(EXERCISE GOAL)
With the images removed, repeat the data below exactly.

(RECORDS SHOWN)
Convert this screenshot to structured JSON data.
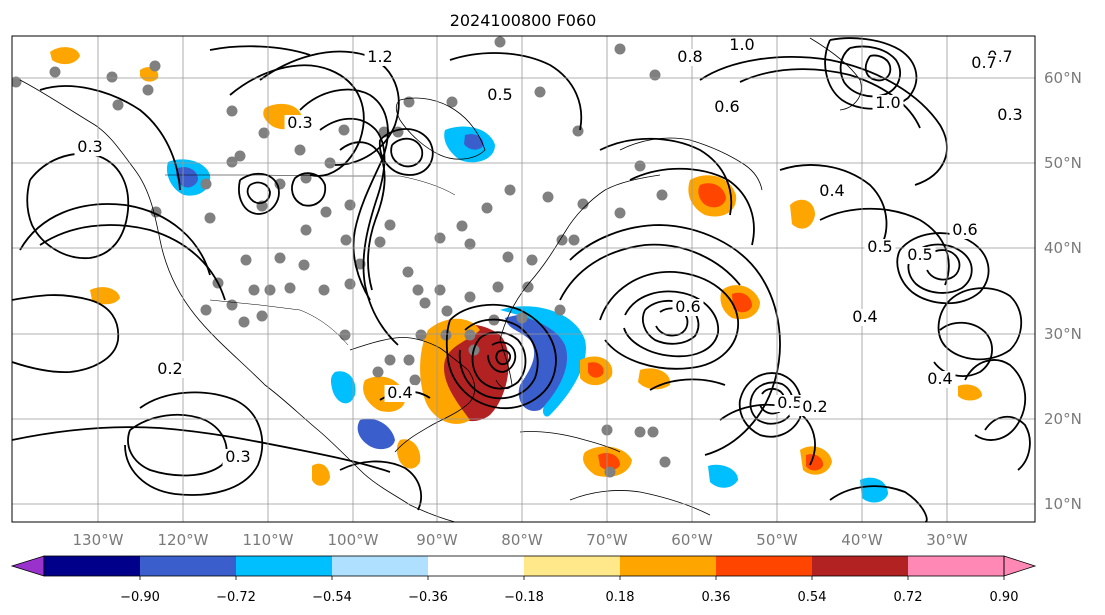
{
  "title": "2024100800 F060",
  "latitude_labels": [
    "60°N",
    "50°N",
    "40°N",
    "30°N",
    "20°N",
    "10°N"
  ],
  "longitude_labels": [
    "130°W",
    "120°W",
    "110°W",
    "100°W",
    "90°W",
    "80°W",
    "70°W",
    "60°W",
    "50°W",
    "40°W",
    "30°W"
  ],
  "colorbar": {
    "ticks": [
      "−0.90",
      "−0.72",
      "−0.54",
      "−0.36",
      "−0.18",
      "0.18",
      "0.36",
      "0.54",
      "0.72",
      "0.90"
    ],
    "colors": [
      "#9932cc",
      "#00008b",
      "#3a5fcd",
      "#00bfff",
      "#b0e0ff",
      "#ffffff",
      "#ffe88a",
      "#ffa500",
      "#ff4500",
      "#b22222",
      "#ff88b4"
    ]
  },
  "contour_labels": [
    "1.2",
    "1.0",
    "0.8",
    "0.7",
    "0.6",
    "0.5",
    "0.4",
    "0.3",
    "0.2",
    "1.0",
    "0.7",
    "0.6",
    "0.5",
    "0.4",
    "0.3",
    "0.3",
    "0.4",
    "0.5",
    "0.6",
    "0.4",
    "0.5",
    "0.2",
    "0.3",
    "0.4"
  ],
  "colors": {
    "contour": "#000000",
    "grid": "#999999",
    "marker": "#808080",
    "coast": "#000000"
  }
}
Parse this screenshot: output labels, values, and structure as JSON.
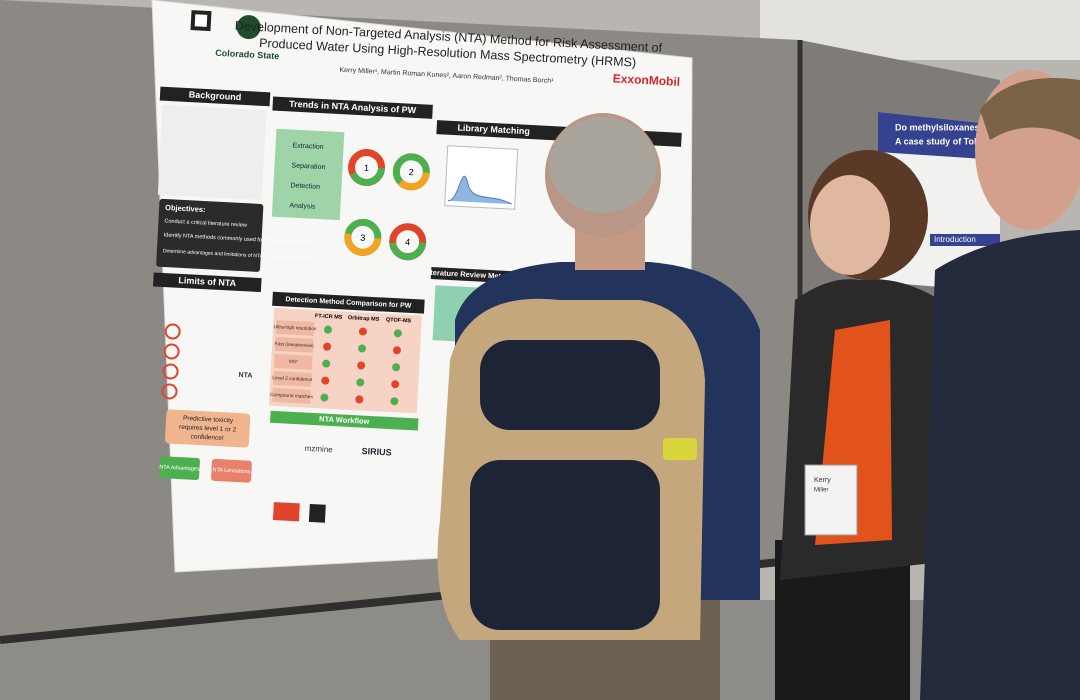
{
  "poster": {
    "title_lines": [
      "Development of Non-Targeted Analysis (NTA) Method for Risk Assessment of",
      "Produced Water Using High-Resolution Mass Spectrometry (HRMS)"
    ],
    "authors": "Kerry Miller¹, Martin Roman Kunes², Aaron Redman², Thomas Borch¹",
    "logos": [
      "Colorado State",
      "ExxonMobil"
    ],
    "sections": {
      "background": "Background",
      "trends": "Trends in NTA Analysis of PW",
      "library": "Library Matching",
      "limits": "Limits of NTA",
      "comparison": "Detection Method Comparison for PW",
      "workflow": "NTA Workflow",
      "literature": "Literature Review Meta-Analysis"
    },
    "objectives": {
      "heading": "Objectives:",
      "items": [
        "Conduct a critical literature review",
        "Identify NTA methods commonly used for PW characterization",
        "Determine advantages and limitations of NTA for PW risk assessment"
      ]
    },
    "workflow_steps": [
      "Extraction",
      "Separation",
      "Detection",
      "Analysis"
    ],
    "donut_labels": [
      "1",
      "2",
      "3",
      "4"
    ],
    "table": {
      "header": [
        "FT-ICR MS",
        "Orbitrap MS",
        "QTOF-MS"
      ],
      "rows": [
        "Ultra-high resolution",
        "Fast (inexpensive)",
        "MS²",
        "Level 2 confidence",
        "Compound matches"
      ]
    },
    "callout": [
      "Predictive toxicity",
      "requires level 1 or 2",
      "confidence!"
    ],
    "tags": [
      "NTA Advantages",
      "NTA Limitations"
    ],
    "level_label": "NTA",
    "software": [
      "mzmine",
      "SIRIUS"
    ]
  },
  "neighbor_poster": {
    "title_lines": [
      "Do methylsiloxanes biomagnif",
      "A case study of Tokyo Bay,"
    ],
    "section": "Introduction"
  },
  "badge": {
    "name": "Kerry",
    "surname": "Miller"
  }
}
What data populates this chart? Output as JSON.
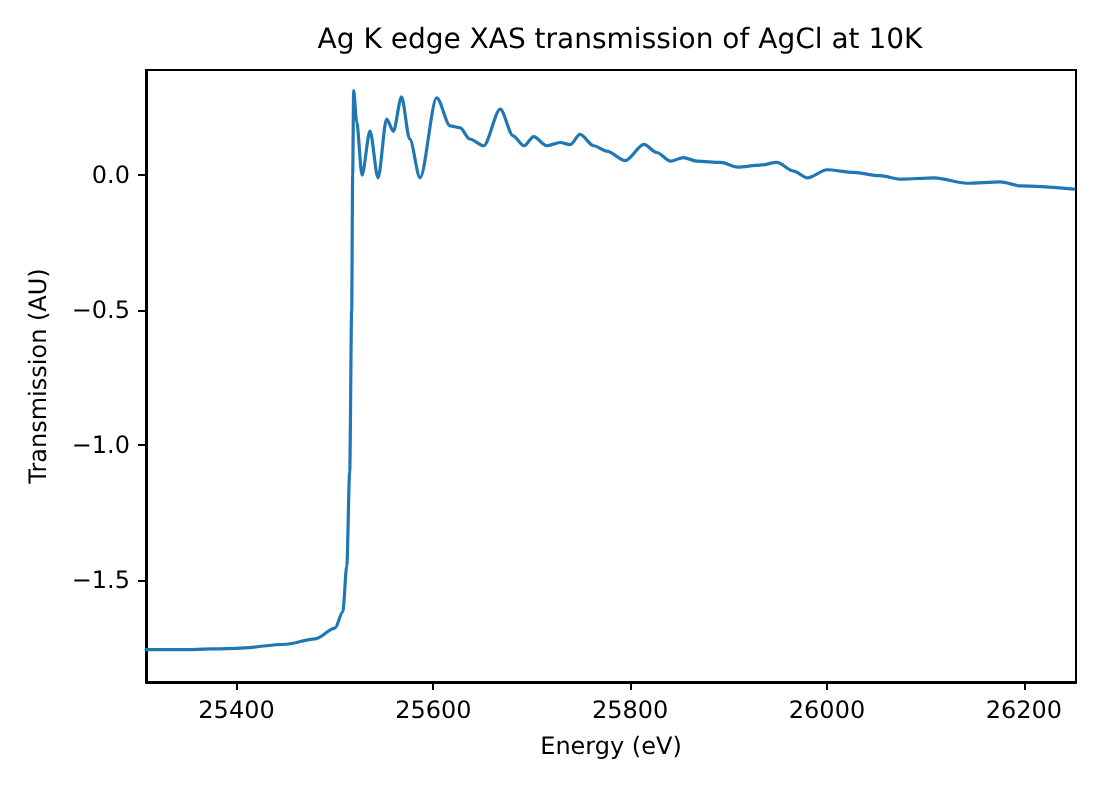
{
  "chart_data": {
    "type": "line",
    "title": "Ag K edge XAS transmission of AgCl at 10K",
    "xlabel": "Energy (eV)",
    "ylabel": "Transmission (AU)",
    "x": [
      25308,
      25350,
      25400,
      25450,
      25480,
      25500,
      25508,
      25512,
      25515,
      25517,
      25518,
      25519,
      25522,
      25527.5,
      25535.6,
      25543.8,
      25552.5,
      25559.4,
      25567.6,
      25576,
      25586.5,
      25603.4,
      25617,
      25627,
      25637,
      25651,
      25668,
      25681,
      25692,
      25702,
      25715,
      25729,
      25739,
      25749,
      25763,
      25776,
      25795,
      25814,
      25827,
      25841,
      25854,
      25868,
      25892,
      25909,
      25932,
      25949,
      25966,
      25980,
      26000,
      26027,
      26054,
      26075,
      26109,
      26142,
      26176,
      26197,
      26251
    ],
    "series": [
      {
        "color": "#1f77b4",
        "values": [
          -1.76,
          -1.76,
          -1.755,
          -1.74,
          -1.72,
          -1.68,
          -1.62,
          -1.45,
          -1.1,
          -0.5,
          0.0,
          0.314,
          0.2,
          0.0,
          0.163,
          -0.01,
          0.208,
          0.163,
          0.29,
          0.134,
          -0.01,
          0.287,
          0.183,
          0.176,
          0.134,
          0.109,
          0.245,
          0.146,
          0.109,
          0.143,
          0.109,
          0.121,
          0.113,
          0.151,
          0.109,
          0.089,
          0.054,
          0.114,
          0.084,
          0.052,
          0.065,
          0.052,
          0.047,
          0.03,
          0.037,
          0.047,
          0.015,
          -0.01,
          0.02,
          0.01,
          -0.002,
          -0.015,
          -0.01,
          -0.03,
          -0.025,
          -0.04,
          -0.052
        ]
      }
    ],
    "xlim": [
      25308,
      26253
    ],
    "xticks": [
      25400,
      25600,
      25800,
      26000,
      26200
    ],
    "ylim": [
      -1.88,
      0.39
    ],
    "yticks": [
      {
        "value": -1.5,
        "label": "−1.5"
      },
      {
        "value": -1.0,
        "label": "−1.0"
      },
      {
        "value": -0.5,
        "label": "−0.5"
      },
      {
        "value": 0,
        "label": "0.0"
      }
    ],
    "grid": false,
    "marker": "none",
    "line_style": "solid"
  }
}
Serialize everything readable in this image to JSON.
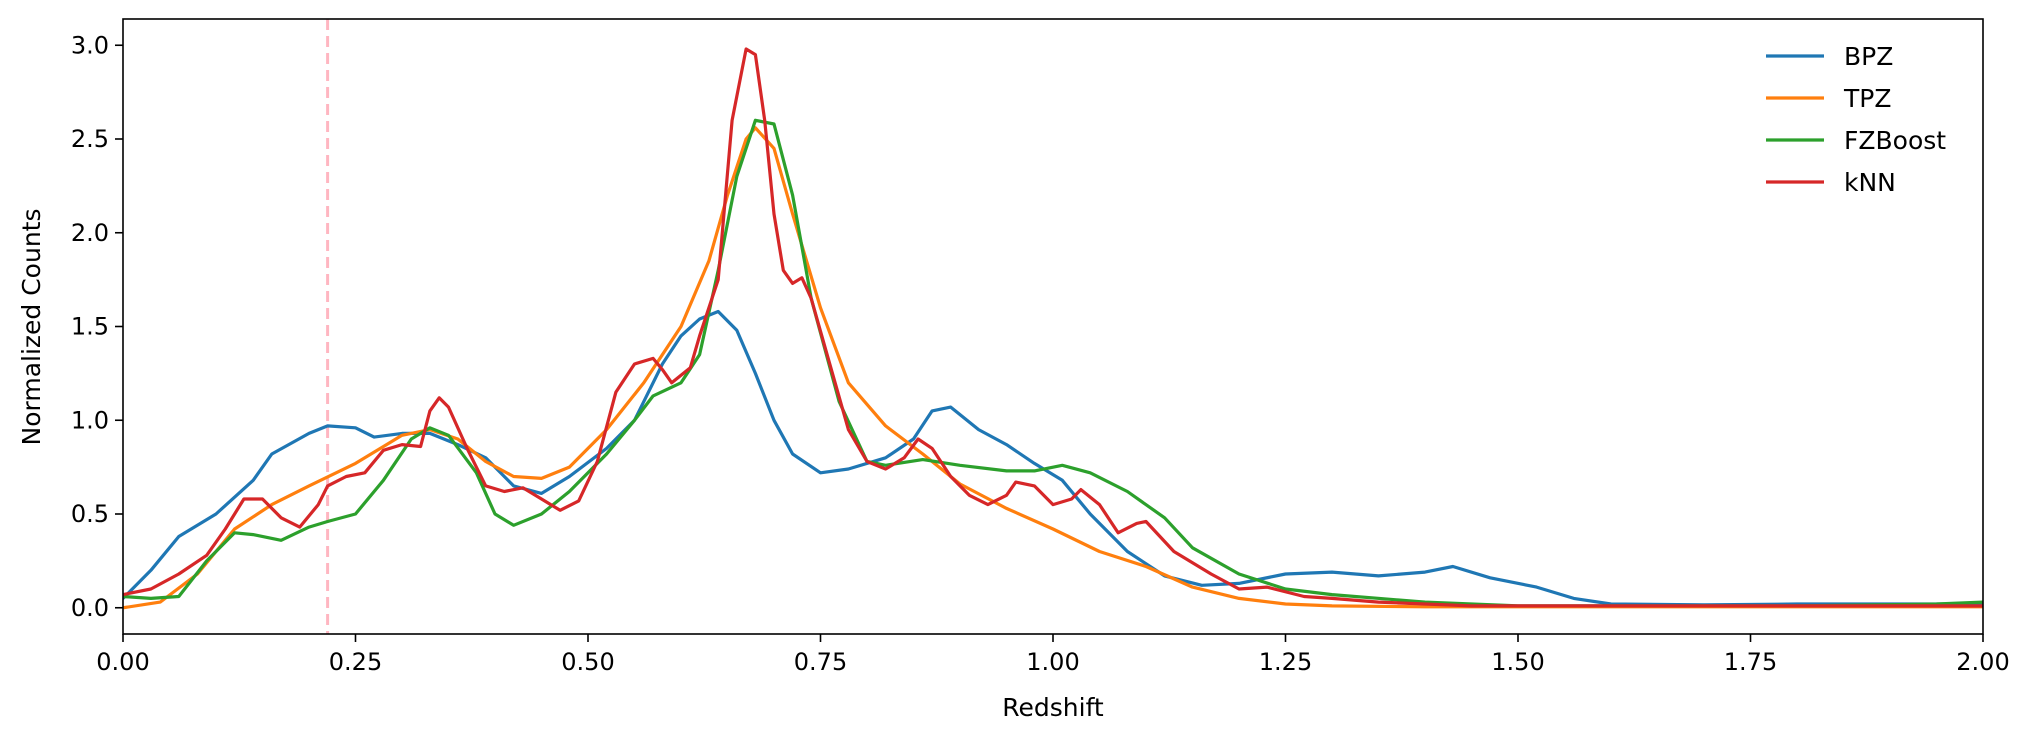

(OUTPUT FOR THIS EXERCISE)
Convert this screenshot to structured JSON data.
{
  "title": "2024100800 F060",
  "latitude_labels": [
    "60°N",
    "50°N",
    "40°N",
    "30°N",
    "20°N",
    "10°N"
  ],
  "longitude_labels": [
    "130°W",
    "120°W",
    "110°W",
    "100°W",
    "90°W",
    "80°W",
    "70°W",
    "60°W",
    "50°W",
    "40°W",
    "30°W"
  ],
  "colorbar": {
    "ticks": [
      "−0.90",
      "−0.72",
      "−0.54",
      "−0.36",
      "−0.18",
      "0.18",
      "0.36",
      "0.54",
      "0.72",
      "0.90"
    ],
    "colors": [
      "#9932cc",
      "#00008b",
      "#3a5fcd",
      "#00bfff",
      "#b0e0ff",
      "#ffffff",
      "#ffe88a",
      "#ffa500",
      "#ff4500",
      "#b22222",
      "#ff88b4"
    ]
  },
  "contour_labels": [
    "1.2",
    "1.0",
    "0.8",
    "0.7",
    "0.6",
    "0.5",
    "0.4",
    "0.3",
    "0.2",
    "1.0",
    "0.7",
    "0.6",
    "0.5",
    "0.4",
    "0.3",
    "0.3",
    "0.4",
    "0.5",
    "0.6",
    "0.4",
    "0.5",
    "0.2",
    "0.3",
    "0.4"
  ],
  "colors": {
    "contour": "#000000",
    "grid": "#999999",
    "marker": "#808080",
    "coast": "#000000"
  }
}
Parse this screenshot: output labels, values, and structure as JSON.
{
  "poster": {
    "title_lines": [
      "Development of Non-Targeted Analysis (NTA) Method for Risk Assessment of",
      "Produced Water Using High-Resolution Mass Spectrometry (HRMS)"
    ],
    "authors": "Kerry Miller¹, Martin Roman Kunes², Aaron Redman², Thomas Borch¹",
    "logos": [
      "Colorado State",
      "ExxonMobil"
    ],
    "sections": {
      "background": "Background",
      "trends": "Trends in NTA Analysis of PW",
      "library": "Library Matching",
      "limits": "Limits of NTA",
      "comparison": "Detection Method Comparison for PW",
      "workflow": "NTA Workflow",
      "literature": "Literature Review Meta-Analysis"
    },
    "objectives": {
      "heading": "Objectives:",
      "items": [
        "Conduct a critical literature review",
        "Identify NTA methods commonly used for PW characterization",
        "Determine advantages and limitations of NTA for PW risk assessment"
      ]
    },
    "workflow_steps": [
      "Extraction",
      "Separation",
      "Detection",
      "Analysis"
    ],
    "donut_labels": [
      "1",
      "2",
      "3",
      "4"
    ],
    "table": {
      "header": [
        "FT-ICR MS",
        "Orbitrap MS",
        "QTOF-MS"
      ],
      "rows": [
        "Ultra-high resolution",
        "Fast (inexpensive)",
        "MS²",
        "Level 2 confidence",
        "Compound matches"
      ]
    },
    "callout": [
      "Predictive toxicity",
      "requires level 1 or 2",
      "confidence!"
    ],
    "tags": [
      "NTA Advantages",
      "NTA Limitations"
    ],
    "level_label": "NTA",
    "software": [
      "mzmine",
      "SIRIUS"
    ]
  },
  "neighbor_poster": {
    "title_lines": [
      "Do methylsiloxanes biomagnif",
      "A case study of Tokyo Bay,"
    ],
    "section": "Introduction"
  },
  "badge": {
    "name": "Kerry",
    "surname": "Miller"
  }
}
What data populates this chart? Output as JSON.
{
  "chart_data": {
    "type": "line",
    "title": "Ag K edge XAS transmission of AgCl at 10K",
    "xlabel": "Energy (eV)",
    "ylabel": "Transmission (AU)",
    "x": [
      25308,
      25350,
      25400,
      25450,
      25480,
      25500,
      25508,
      25512,
      25515,
      25517,
      25518,
      25519,
      25522,
      25527.5,
      25535.6,
      25543.8,
      25552.5,
      25559.4,
      25567.6,
      25576,
      25586.5,
      25603.4,
      25617,
      25627,
      25637,
      25651,
      25668,
      25681,
      25692,
      25702,
      25715,
      25729,
      25739,
      25749,
      25763,
      25776,
      25795,
      25814,
      25827,
      25841,
      25854,
      25868,
      25892,
      25909,
      25932,
      25949,
      25966,
      25980,
      26000,
      26027,
      26054,
      26075,
      26109,
      26142,
      26176,
      26197,
      26251
    ],
    "series": [
      {
        "color": "#1f77b4",
        "values": [
          -1.76,
          -1.76,
          -1.755,
          -1.74,
          -1.72,
          -1.68,
          -1.62,
          -1.45,
          -1.1,
          -0.5,
          0.0,
          0.314,
          0.2,
          0.0,
          0.163,
          -0.01,
          0.208,
          0.163,
          0.29,
          0.134,
          -0.01,
          0.287,
          0.183,
          0.176,
          0.134,
          0.109,
          0.245,
          0.146,
          0.109,
          0.143,
          0.109,
          0.121,
          0.113,
          0.151,
          0.109,
          0.089,
          0.054,
          0.114,
          0.084,
          0.052,
          0.065,
          0.052,
          0.047,
          0.03,
          0.037,
          0.047,
          0.015,
          -0.01,
          0.02,
          0.01,
          -0.002,
          -0.015,
          -0.01,
          -0.03,
          -0.025,
          -0.04,
          -0.052
        ]
      }
    ],
    "xlim": [
      25308,
      26253
    ],
    "xticks": [
      25400,
      25600,
      25800,
      26000,
      26200
    ],
    "ylim": [
      -1.88,
      0.39
    ],
    "yticks": [
      {
        "value": -1.5,
        "label": "−1.5"
      },
      {
        "value": -1.0,
        "label": "−1.0"
      },
      {
        "value": -0.5,
        "label": "−0.5"
      },
      {
        "value": 0,
        "label": "0.0"
      }
    ],
    "grid": false,
    "marker": "none",
    "line_style": "solid"
  }
}
Serialize everything readable in this image to JSON.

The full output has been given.